**What this task involves**
Check every line below for the string "Kleenol", and copy the lines that contain it.

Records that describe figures
******************************

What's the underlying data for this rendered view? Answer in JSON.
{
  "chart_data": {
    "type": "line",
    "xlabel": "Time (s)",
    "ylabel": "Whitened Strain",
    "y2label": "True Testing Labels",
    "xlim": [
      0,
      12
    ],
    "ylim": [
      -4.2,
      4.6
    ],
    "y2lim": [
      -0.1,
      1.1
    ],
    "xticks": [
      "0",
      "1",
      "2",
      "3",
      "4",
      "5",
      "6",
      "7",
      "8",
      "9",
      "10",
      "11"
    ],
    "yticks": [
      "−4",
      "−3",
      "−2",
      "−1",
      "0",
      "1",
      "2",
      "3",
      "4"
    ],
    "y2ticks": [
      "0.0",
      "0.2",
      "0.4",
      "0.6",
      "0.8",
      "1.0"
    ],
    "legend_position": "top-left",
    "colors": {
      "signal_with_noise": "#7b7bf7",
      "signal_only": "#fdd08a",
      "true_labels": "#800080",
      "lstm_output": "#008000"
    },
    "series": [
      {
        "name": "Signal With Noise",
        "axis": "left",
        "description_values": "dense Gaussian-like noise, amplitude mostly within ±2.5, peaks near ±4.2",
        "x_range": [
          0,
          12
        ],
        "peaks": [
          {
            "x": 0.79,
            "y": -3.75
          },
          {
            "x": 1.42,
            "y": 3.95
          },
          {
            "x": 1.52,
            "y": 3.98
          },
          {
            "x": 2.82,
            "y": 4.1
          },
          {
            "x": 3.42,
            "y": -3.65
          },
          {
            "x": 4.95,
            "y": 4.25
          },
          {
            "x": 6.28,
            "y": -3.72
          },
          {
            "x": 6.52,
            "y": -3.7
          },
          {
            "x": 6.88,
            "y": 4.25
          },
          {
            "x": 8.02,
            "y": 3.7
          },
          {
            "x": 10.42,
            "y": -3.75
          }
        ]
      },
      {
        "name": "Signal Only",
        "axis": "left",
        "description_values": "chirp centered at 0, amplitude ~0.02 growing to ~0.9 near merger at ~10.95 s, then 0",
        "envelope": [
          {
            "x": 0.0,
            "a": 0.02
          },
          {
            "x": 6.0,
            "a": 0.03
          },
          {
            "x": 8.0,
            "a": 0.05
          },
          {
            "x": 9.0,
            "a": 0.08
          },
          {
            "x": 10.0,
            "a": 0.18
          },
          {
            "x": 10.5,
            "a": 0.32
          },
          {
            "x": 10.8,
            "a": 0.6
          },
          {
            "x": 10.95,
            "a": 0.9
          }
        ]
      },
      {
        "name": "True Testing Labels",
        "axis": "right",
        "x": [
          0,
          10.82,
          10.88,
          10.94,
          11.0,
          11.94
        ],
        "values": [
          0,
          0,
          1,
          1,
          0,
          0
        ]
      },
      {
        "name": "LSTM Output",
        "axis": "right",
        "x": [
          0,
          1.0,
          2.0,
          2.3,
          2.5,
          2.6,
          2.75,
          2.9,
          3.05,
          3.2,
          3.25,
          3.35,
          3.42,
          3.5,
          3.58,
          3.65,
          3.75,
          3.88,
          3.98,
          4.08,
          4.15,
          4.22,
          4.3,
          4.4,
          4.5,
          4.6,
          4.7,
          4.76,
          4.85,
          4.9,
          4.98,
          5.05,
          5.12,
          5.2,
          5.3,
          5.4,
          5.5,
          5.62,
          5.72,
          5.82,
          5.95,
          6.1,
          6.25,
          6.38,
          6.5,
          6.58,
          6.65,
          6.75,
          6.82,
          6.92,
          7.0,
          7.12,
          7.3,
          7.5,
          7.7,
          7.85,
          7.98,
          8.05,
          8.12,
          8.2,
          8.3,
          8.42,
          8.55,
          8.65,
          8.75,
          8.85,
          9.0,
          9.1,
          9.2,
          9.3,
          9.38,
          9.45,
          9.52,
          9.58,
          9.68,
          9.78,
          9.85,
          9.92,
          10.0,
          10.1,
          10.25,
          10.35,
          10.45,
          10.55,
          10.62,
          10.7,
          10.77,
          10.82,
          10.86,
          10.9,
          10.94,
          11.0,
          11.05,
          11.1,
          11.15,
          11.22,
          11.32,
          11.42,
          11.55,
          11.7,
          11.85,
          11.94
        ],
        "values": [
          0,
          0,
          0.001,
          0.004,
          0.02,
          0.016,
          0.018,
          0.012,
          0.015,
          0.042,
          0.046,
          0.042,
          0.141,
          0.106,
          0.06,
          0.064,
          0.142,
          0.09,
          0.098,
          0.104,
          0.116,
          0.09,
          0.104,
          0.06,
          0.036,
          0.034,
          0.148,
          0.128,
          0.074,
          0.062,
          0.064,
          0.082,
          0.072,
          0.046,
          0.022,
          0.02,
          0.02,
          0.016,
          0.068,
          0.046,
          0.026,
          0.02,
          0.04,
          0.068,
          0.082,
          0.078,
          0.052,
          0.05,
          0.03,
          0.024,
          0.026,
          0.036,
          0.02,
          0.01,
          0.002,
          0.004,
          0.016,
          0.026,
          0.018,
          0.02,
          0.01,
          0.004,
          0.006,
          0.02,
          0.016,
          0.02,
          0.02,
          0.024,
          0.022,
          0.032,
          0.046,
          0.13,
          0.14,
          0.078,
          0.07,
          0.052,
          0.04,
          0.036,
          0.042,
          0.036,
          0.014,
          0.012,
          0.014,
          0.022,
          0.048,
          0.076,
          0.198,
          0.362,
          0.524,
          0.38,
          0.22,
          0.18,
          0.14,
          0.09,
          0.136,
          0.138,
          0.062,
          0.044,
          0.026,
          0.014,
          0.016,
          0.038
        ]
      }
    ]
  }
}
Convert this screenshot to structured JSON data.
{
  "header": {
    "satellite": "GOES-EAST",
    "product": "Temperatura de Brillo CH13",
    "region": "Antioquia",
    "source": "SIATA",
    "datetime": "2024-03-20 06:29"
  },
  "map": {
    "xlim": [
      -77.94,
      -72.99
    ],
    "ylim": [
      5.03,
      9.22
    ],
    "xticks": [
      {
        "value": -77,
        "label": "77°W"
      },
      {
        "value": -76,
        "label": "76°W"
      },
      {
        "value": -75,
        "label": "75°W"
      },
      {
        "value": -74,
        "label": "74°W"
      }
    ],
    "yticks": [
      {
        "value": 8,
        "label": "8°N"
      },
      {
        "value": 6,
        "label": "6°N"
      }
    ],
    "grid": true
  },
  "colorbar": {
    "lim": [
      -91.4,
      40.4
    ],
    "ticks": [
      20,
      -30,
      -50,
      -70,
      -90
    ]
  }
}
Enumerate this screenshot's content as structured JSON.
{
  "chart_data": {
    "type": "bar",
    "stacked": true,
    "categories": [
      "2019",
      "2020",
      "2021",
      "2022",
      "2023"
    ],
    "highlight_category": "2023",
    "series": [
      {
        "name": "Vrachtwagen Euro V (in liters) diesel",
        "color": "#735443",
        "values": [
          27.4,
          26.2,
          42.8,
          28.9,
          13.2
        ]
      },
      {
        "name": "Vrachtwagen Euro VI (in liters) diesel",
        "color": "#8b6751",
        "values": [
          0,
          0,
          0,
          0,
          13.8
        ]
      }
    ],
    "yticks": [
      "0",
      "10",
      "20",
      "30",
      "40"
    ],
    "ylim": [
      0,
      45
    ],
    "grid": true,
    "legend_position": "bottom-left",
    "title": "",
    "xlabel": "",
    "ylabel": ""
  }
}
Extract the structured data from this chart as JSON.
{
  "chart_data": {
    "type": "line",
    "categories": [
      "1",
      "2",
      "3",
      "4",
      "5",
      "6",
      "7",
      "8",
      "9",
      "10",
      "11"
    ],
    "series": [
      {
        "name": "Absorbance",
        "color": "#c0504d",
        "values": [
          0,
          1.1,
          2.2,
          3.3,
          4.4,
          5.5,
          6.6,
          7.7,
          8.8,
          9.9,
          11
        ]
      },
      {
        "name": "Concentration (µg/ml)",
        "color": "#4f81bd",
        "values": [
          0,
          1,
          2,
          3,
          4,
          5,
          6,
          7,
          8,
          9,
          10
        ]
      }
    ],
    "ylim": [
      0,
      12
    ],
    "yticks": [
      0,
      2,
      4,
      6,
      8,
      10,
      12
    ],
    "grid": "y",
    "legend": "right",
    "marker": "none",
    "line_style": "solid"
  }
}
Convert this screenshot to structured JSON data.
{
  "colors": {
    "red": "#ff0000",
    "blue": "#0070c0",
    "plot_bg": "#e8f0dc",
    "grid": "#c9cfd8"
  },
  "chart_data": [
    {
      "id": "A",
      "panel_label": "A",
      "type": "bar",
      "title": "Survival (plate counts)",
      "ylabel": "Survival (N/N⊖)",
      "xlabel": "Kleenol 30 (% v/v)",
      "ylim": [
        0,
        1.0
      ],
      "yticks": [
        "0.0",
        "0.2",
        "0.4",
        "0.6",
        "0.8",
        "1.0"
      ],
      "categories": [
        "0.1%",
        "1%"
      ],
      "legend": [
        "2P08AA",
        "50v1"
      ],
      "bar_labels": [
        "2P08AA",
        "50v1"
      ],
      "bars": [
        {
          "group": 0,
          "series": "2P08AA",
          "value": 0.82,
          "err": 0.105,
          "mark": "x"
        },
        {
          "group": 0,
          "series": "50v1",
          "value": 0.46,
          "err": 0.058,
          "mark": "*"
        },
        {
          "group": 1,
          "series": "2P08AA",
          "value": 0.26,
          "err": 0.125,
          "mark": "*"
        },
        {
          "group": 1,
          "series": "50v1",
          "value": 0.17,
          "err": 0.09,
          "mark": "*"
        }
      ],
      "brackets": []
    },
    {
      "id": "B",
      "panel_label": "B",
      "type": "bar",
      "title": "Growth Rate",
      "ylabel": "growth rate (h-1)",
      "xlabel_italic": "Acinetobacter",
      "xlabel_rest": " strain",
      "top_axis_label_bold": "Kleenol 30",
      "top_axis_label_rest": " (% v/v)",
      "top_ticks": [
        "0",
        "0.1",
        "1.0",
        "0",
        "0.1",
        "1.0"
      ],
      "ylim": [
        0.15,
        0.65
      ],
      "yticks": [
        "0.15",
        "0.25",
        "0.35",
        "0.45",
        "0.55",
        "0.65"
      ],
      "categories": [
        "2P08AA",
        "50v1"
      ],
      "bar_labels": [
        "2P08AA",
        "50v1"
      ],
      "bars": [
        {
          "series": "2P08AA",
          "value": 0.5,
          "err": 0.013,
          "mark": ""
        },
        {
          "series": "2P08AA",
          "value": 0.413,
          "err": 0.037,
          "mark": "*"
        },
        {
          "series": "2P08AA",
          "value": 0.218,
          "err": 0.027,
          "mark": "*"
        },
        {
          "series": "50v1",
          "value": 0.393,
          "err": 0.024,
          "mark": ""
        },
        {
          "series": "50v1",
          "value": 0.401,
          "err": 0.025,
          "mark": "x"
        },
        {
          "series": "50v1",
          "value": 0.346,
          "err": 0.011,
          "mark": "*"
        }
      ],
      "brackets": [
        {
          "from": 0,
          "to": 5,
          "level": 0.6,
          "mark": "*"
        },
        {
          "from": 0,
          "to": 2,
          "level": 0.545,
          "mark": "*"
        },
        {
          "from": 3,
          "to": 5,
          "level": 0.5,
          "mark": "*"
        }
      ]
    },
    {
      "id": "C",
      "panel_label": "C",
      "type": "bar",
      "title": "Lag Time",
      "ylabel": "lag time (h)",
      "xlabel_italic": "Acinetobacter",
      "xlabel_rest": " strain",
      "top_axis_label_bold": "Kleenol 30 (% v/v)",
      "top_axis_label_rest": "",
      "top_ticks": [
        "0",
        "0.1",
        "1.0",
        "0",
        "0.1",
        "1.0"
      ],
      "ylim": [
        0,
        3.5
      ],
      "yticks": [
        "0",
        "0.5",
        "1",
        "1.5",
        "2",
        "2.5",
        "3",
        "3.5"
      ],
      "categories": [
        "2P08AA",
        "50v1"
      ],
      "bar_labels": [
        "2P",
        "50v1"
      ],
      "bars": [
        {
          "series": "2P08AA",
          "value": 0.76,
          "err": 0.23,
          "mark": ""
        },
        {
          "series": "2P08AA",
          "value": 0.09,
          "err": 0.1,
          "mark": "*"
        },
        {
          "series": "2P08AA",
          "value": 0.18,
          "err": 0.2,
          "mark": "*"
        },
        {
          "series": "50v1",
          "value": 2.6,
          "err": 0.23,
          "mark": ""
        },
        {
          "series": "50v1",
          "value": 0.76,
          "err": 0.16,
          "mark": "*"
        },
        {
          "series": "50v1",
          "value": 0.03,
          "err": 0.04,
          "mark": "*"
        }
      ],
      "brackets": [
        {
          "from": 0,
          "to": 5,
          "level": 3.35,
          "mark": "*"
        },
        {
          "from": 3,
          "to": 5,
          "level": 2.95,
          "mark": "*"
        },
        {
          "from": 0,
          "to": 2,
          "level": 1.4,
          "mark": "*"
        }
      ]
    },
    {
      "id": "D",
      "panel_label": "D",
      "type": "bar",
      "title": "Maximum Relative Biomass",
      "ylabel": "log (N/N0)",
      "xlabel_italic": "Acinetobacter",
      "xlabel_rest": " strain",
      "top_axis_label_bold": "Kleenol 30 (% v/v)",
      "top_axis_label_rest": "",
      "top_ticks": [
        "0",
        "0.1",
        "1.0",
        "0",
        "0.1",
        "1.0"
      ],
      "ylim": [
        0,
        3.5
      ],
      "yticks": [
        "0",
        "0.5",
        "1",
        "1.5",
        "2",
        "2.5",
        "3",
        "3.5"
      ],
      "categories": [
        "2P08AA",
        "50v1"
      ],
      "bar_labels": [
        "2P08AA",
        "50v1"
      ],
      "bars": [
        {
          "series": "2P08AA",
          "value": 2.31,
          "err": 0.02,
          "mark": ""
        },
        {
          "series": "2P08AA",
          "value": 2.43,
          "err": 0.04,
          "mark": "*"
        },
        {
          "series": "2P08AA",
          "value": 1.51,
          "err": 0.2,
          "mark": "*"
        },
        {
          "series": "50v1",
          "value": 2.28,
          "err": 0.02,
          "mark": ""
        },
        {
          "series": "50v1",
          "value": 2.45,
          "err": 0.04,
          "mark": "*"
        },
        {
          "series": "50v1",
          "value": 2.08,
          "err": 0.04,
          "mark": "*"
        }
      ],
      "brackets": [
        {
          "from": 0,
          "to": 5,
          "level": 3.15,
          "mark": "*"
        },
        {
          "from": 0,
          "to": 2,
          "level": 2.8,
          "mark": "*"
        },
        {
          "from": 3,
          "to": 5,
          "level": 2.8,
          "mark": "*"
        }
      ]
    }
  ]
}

******************************

**Result for this exercise**
      "xlabel": "Kleenol 30 (% v/v)",
      "top_axis_label_bold": "Kleenol 30",
      "top_axis_label_bold": "Kleenol 30 (% v/v)",
      "top_axis_label_bold": "Kleenol 30 (% v/v)",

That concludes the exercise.